----- Excerpted records
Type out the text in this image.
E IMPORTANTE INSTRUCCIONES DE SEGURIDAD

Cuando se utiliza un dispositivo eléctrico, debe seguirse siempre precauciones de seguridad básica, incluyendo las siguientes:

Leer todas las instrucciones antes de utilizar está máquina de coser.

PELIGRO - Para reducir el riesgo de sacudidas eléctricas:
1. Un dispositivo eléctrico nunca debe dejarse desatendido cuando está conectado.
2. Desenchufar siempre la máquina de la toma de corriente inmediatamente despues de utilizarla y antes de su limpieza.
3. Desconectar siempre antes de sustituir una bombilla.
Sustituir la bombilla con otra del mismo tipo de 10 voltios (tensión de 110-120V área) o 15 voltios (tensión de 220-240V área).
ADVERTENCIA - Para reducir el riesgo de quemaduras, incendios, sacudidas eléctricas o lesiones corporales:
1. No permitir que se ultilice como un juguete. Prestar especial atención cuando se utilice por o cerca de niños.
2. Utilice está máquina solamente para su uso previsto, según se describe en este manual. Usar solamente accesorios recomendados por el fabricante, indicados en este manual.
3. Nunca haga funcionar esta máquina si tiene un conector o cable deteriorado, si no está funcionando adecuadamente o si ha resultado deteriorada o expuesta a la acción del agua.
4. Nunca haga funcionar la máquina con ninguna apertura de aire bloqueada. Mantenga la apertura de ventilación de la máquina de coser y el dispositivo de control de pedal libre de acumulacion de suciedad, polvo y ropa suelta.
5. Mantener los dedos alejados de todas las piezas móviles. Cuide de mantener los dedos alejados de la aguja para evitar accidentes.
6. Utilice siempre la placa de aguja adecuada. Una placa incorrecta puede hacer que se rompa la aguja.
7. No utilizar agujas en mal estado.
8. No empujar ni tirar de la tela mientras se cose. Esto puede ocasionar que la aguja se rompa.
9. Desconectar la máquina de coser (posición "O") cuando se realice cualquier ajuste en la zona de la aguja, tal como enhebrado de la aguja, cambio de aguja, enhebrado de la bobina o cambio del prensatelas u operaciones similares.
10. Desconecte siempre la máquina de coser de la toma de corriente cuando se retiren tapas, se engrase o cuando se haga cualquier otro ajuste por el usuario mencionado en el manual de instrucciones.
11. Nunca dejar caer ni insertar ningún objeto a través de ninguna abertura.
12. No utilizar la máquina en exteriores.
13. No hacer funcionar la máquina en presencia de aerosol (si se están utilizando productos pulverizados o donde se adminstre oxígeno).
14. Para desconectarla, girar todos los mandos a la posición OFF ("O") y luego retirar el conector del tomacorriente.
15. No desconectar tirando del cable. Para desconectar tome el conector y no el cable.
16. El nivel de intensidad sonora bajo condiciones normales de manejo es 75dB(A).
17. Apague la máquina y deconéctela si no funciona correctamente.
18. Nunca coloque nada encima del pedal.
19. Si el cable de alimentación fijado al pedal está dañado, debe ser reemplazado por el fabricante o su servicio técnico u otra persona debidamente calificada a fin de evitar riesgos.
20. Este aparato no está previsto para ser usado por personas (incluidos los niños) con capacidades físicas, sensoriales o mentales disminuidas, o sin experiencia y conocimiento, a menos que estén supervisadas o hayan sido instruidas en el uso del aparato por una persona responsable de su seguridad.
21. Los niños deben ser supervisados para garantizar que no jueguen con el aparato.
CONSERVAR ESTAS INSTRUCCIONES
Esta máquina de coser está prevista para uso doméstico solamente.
----------
Direction: Track down every line of the material containing the string "hacer", and copy it.

Answer below:
6. Utilice siempre la placa de aguja adecuada. Una placa incorrecta puede hacer que se rompa la aguja.
13. No hacer funcionar la máquina en presencia de aerosol (si se están utilizando productos pulverizados o donde se adminstre oxígeno).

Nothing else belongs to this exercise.